— Given data —
>>>

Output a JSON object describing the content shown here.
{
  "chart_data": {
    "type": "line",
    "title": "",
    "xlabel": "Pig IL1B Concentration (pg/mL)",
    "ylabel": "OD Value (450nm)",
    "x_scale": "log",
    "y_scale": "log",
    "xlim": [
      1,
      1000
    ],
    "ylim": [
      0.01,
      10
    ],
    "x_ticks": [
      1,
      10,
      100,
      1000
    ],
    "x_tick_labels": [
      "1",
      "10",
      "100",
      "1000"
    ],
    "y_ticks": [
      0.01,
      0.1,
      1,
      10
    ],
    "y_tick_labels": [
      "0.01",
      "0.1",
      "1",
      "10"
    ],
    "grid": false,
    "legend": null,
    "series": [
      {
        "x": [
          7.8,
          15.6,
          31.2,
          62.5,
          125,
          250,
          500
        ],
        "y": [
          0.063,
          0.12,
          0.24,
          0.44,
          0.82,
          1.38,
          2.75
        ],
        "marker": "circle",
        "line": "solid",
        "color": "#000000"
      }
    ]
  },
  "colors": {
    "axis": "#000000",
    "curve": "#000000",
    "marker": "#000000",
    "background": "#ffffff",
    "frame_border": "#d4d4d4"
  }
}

<<<

— Directions —
Can you restate every record above word for word?

— Solution for this problem —
Output a JSON object describing the content shown here.
{
  "chart_data": {
    "type": "line",
    "title": "",
    "xlabel": "Pig IL1B Concentration (pg/mL)",
    "ylabel": "OD Value (450nm)",
    "x_scale": "log",
    "y_scale": "log",
    "xlim": [
      1,
      1000
    ],
    "ylim": [
      0.01,
      10
    ],
    "x_ticks": [
      1,
      10,
      100,
      1000
    ],
    "x_tick_labels": [
      "1",
      "10",
      "100",
      "1000"
    ],
    "y_ticks": [
      0.01,
      0.1,
      1,
      10
    ],
    "y_tick_labels": [
      "0.01",
      "0.1",
      "1",
      "10"
    ],
    "grid": false,
    "legend": null,
    "series": [
      {
        "x": [
          7.8,
          15.6,
          31.2,
          62.5,
          125,
          250,
          500
        ],
        "y": [
          0.063,
          0.12,
          0.24,
          0.44,
          0.82,
          1.38,
          2.75
        ],
        "marker": "circle",
        "line": "solid",
        "color": "#000000"
      }
    ]
  },
  "colors": {
    "axis": "#000000",
    "curve": "#000000",
    "marker": "#000000",
    "background": "#ffffff",
    "frame_border": "#d4d4d4"
  }
}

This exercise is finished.